> _Work required_
In the data below, find every line with the string "stays" and pull it out.

┄┄┄┄┄┄┄┄┄┄

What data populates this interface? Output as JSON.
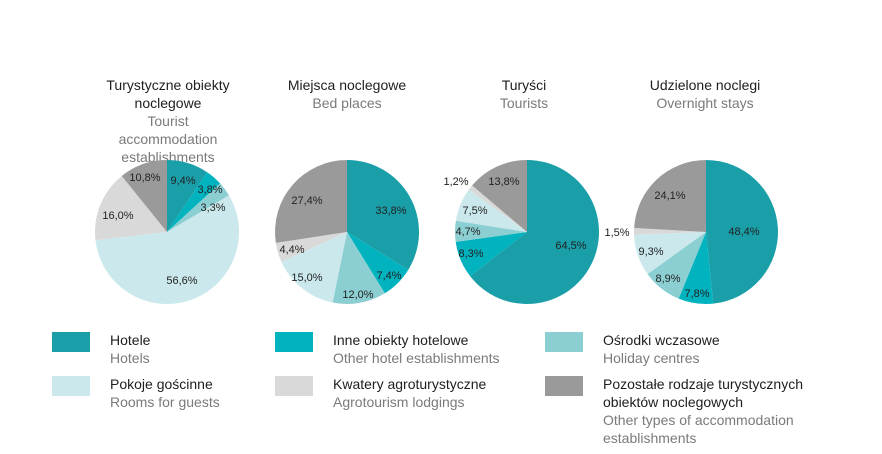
{
  "colors": {
    "hotels": "#1a9fa9",
    "other_hotel": "#00b3bf",
    "holiday": "#8ccfd3",
    "rooms": "#cbe9ec",
    "agro": "#d9d9d9",
    "other_types": "#9a9a9a"
  },
  "charts": [
    {
      "title_pl": "Turystyczne obiekty noclegowe",
      "title_en": "Tourist accommodation establishments"
    },
    {
      "title_pl": "Miejsca noclegowe",
      "title_en": "Bed places"
    },
    {
      "title_pl": "Turyści",
      "title_en": "Tourists"
    },
    {
      "title_pl": "Udzielone noclegi",
      "title_en": "Overnight stays"
    }
  ],
  "legend": [
    {
      "key": "hotels",
      "label_pl": "Hotele",
      "label_en": "Hotels"
    },
    {
      "key": "other_hotel",
      "label_pl": "Inne obiekty hotelowe",
      "label_en": "Other hotel establishments"
    },
    {
      "key": "holiday",
      "label_pl": "Ośrodki wczasowe",
      "label_en": "Holiday centres"
    },
    {
      "key": "rooms",
      "label_pl": "Pokoje gościnne",
      "label_en": "Rooms for guests"
    },
    {
      "key": "agro",
      "label_pl": "Kwatery agroturystyczne",
      "label_en": "Agrotourism lodgings"
    },
    {
      "key": "other_types",
      "label_pl": "Pozostałe rodzaje turystycznych obiektów noclegowych",
      "label_en": "Other types of accommodation establishments"
    }
  ],
  "chart_data": [
    {
      "type": "pie",
      "title": "Turystyczne obiekty noclegowe / Tourist accommodation establishments",
      "series": [
        {
          "key": "hotels",
          "value": 9.4,
          "label": "9,4%"
        },
        {
          "key": "other_hotel",
          "value": 3.8,
          "label": "3,8%"
        },
        {
          "key": "holiday",
          "value": 3.3,
          "label": "3,3%"
        },
        {
          "key": "rooms",
          "value": 56.6,
          "label": "56,6%"
        },
        {
          "key": "agro",
          "value": 16.0,
          "label": "16,0%"
        },
        {
          "key": "other_types",
          "value": 10.8,
          "label": "10,8%"
        }
      ]
    },
    {
      "type": "pie",
      "title": "Miejsca noclegowe / Bed places",
      "series": [
        {
          "key": "hotels",
          "value": 33.8,
          "label": "33,8%"
        },
        {
          "key": "other_hotel",
          "value": 7.4,
          "label": "7,4%"
        },
        {
          "key": "holiday",
          "value": 12.0,
          "label": "12,0%"
        },
        {
          "key": "rooms",
          "value": 15.0,
          "label": "15,0%"
        },
        {
          "key": "agro",
          "value": 4.4,
          "label": "4,4%"
        },
        {
          "key": "other_types",
          "value": 27.4,
          "label": "27,4%"
        }
      ]
    },
    {
      "type": "pie",
      "title": "Turyści / Tourists",
      "series": [
        {
          "key": "hotels",
          "value": 64.5,
          "label": "64,5%"
        },
        {
          "key": "other_hotel",
          "value": 8.3,
          "label": "8,3%"
        },
        {
          "key": "holiday",
          "value": 4.7,
          "label": "4,7%"
        },
        {
          "key": "rooms",
          "value": 7.5,
          "label": "7,5%"
        },
        {
          "key": "agro",
          "value": 1.2,
          "label": "1,2%"
        },
        {
          "key": "other_types",
          "value": 13.8,
          "label": "13,8%"
        }
      ]
    },
    {
      "type": "pie",
      "title": "Udzielone noclegi / Overnight stays",
      "series": [
        {
          "key": "hotels",
          "value": 48.4,
          "label": "48,4%"
        },
        {
          "key": "other_hotel",
          "value": 7.8,
          "label": "7,8%"
        },
        {
          "key": "holiday",
          "value": 8.9,
          "label": "8,9%"
        },
        {
          "key": "rooms",
          "value": 9.3,
          "label": "9,3%"
        },
        {
          "key": "agro",
          "value": 1.5,
          "label": "1,5%"
        },
        {
          "key": "other_types",
          "value": 24.1,
          "label": "24,1%"
        }
      ]
    }
  ]
}
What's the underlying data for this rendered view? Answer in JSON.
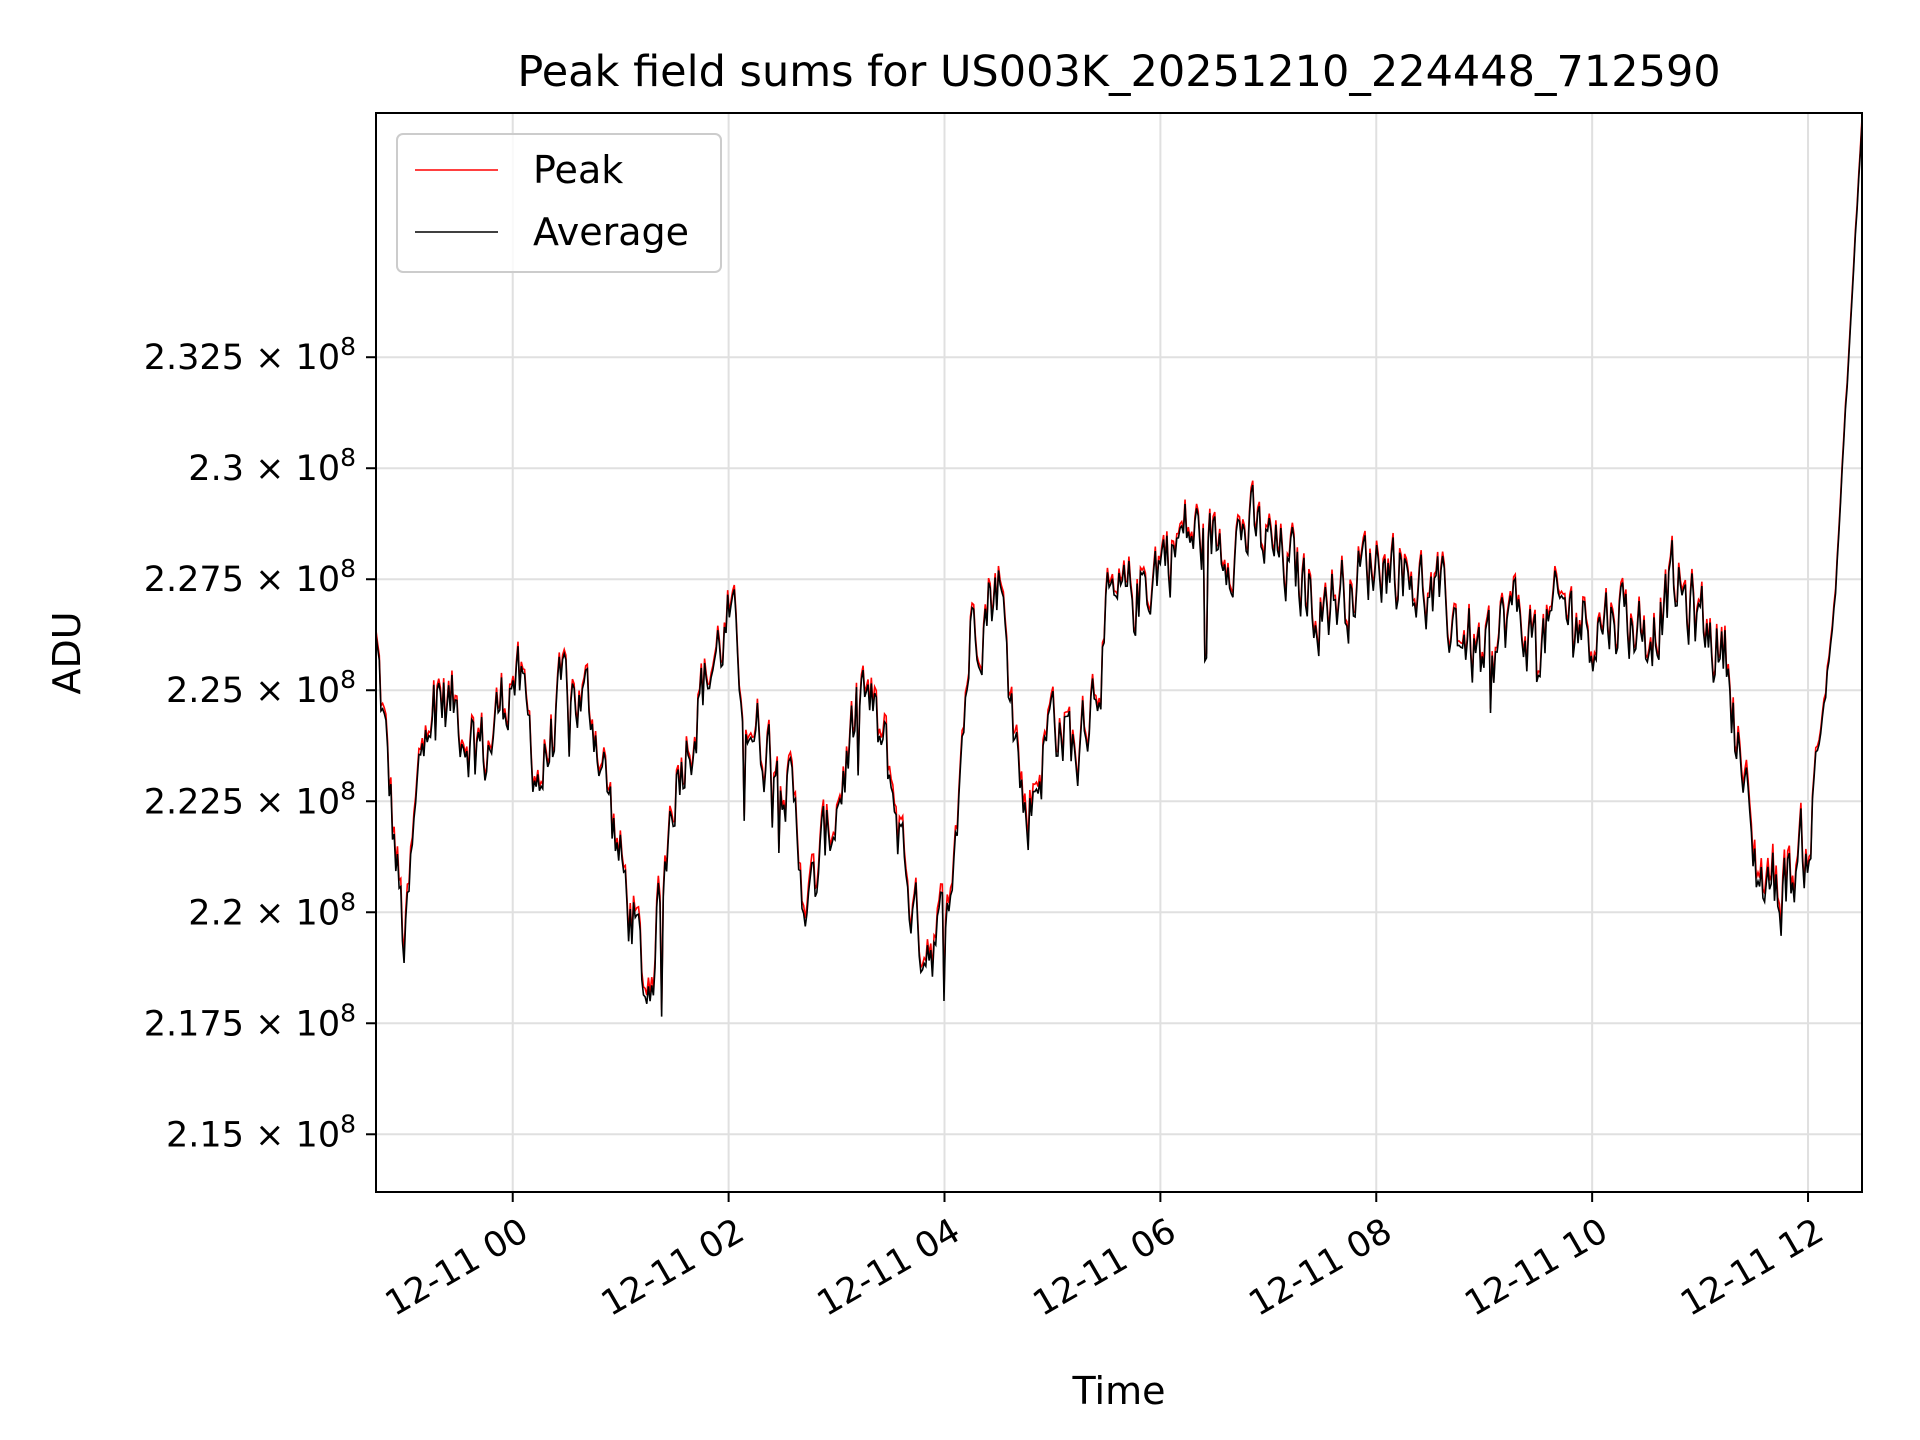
{
  "chart_data": {
    "type": "line",
    "title": "Peak field sums for US003K_20251210_224448_712590",
    "xlabel": "Time",
    "ylabel": "ADU",
    "x_range": [
      "2025-12-10 22:44",
      "2025-12-11 12:30"
    ],
    "ylim": [
      213700000,
      238000000
    ],
    "grid": true,
    "legend_position": "top-left",
    "x_ticks": [
      "12-11 00",
      "12-11 02",
      "12-11 04",
      "12-11 06",
      "12-11 08",
      "12-11 10",
      "12-11 12"
    ],
    "y_ticks": [
      {
        "value": 215000000,
        "mantissa": "2.15"
      },
      {
        "value": 217500000,
        "mantissa": "2.175"
      },
      {
        "value": 220000000,
        "mantissa": "2.2"
      },
      {
        "value": 222500000,
        "mantissa": "2.225"
      },
      {
        "value": 225000000,
        "mantissa": "2.25"
      },
      {
        "value": 227500000,
        "mantissa": "2.275"
      },
      {
        "value": 230000000,
        "mantissa": "2.3"
      },
      {
        "value": 232500000,
        "mantissa": "2.325"
      }
    ],
    "y_tick_suffix": "× 10",
    "y_tick_exponent": "8",
    "series": [
      {
        "name": "Peak",
        "color": "#ff0000"
      },
      {
        "name": "Average",
        "color": "#000000"
      }
    ],
    "x": [
      "2025-12-10 22:44",
      "2025-12-10 23:00",
      "2025-12-10 23:12",
      "2025-12-10 23:30",
      "2025-12-10 23:45",
      "2025-12-11 00:00",
      "2025-12-11 00:15",
      "2025-12-11 00:30",
      "2025-12-11 00:45",
      "2025-12-11 01:00",
      "2025-12-11 01:15",
      "2025-12-11 01:30",
      "2025-12-11 01:45",
      "2025-12-11 02:00",
      "2025-12-11 02:15",
      "2025-12-11 02:30",
      "2025-12-11 02:45",
      "2025-12-11 03:00",
      "2025-12-11 03:15",
      "2025-12-11 03:30",
      "2025-12-11 03:45",
      "2025-12-11 04:00",
      "2025-12-11 04:15",
      "2025-12-11 04:30",
      "2025-12-11 04:45",
      "2025-12-11 05:00",
      "2025-12-11 05:15",
      "2025-12-11 05:30",
      "2025-12-11 05:45",
      "2025-12-11 06:00",
      "2025-12-11 06:15",
      "2025-12-11 06:30",
      "2025-12-11 06:45",
      "2025-12-11 07:00",
      "2025-12-11 07:15",
      "2025-12-11 07:30",
      "2025-12-11 07:45",
      "2025-12-11 08:00",
      "2025-12-11 08:15",
      "2025-12-11 08:30",
      "2025-12-11 08:45",
      "2025-12-11 09:00",
      "2025-12-11 09:15",
      "2025-12-11 09:30",
      "2025-12-11 09:45",
      "2025-12-11 10:00",
      "2025-12-11 10:15",
      "2025-12-11 10:30",
      "2025-12-11 10:45",
      "2025-12-11 11:00",
      "2025-12-11 11:15",
      "2025-12-11 11:30",
      "2025-12-11 11:45",
      "2025-12-11 12:00",
      "2025-12-11 12:15",
      "2025-12-11 12:30"
    ],
    "average": [
      226000000,
      219000000,
      225000000,
      224500000,
      223500000,
      225500000,
      223000000,
      225000000,
      224500000,
      221000000,
      218000000,
      223000000,
      225000000,
      226500000,
      224000000,
      223500000,
      220000000,
      222500000,
      225000000,
      223000000,
      219500000,
      219500000,
      226500000,
      227500000,
      222000000,
      224500000,
      223500000,
      226500000,
      227000000,
      228000000,
      228500000,
      228300000,
      228600000,
      228200000,
      227500000,
      227000000,
      227300000,
      228000000,
      227800000,
      227000000,
      226500000,
      225500000,
      226800000,
      226000000,
      226800000,
      226500000,
      226800000,
      226300000,
      227300000,
      226500000,
      225800000,
      221000000,
      220500000,
      221500000,
      227000000,
      237800000
    ],
    "peak": [
      226100000,
      219200000,
      225100000,
      224600000,
      223600000,
      225600000,
      223100000,
      225100000,
      224600000,
      221100000,
      218200000,
      223100000,
      225100000,
      226600000,
      224100000,
      223600000,
      220200000,
      222600000,
      225100000,
      223200000,
      219600000,
      219700000,
      226600000,
      227600000,
      222200000,
      224600000,
      223600000,
      226600000,
      227100000,
      228100000,
      228600000,
      228400000,
      228700000,
      228300000,
      227600000,
      227100000,
      227400000,
      228100000,
      227900000,
      227100000,
      226600000,
      225600000,
      226900000,
      226100000,
      226900000,
      226600000,
      226900000,
      226400000,
      227400000,
      226600000,
      225900000,
      221200000,
      220700000,
      221600000,
      227100000,
      237900000
    ]
  }
}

┄┄┄┄┄┄┄┄┄┄

> _Written response_
      "title_en": "Overnight stays"
      "title": "Udzielone noclegi / Overnight stays",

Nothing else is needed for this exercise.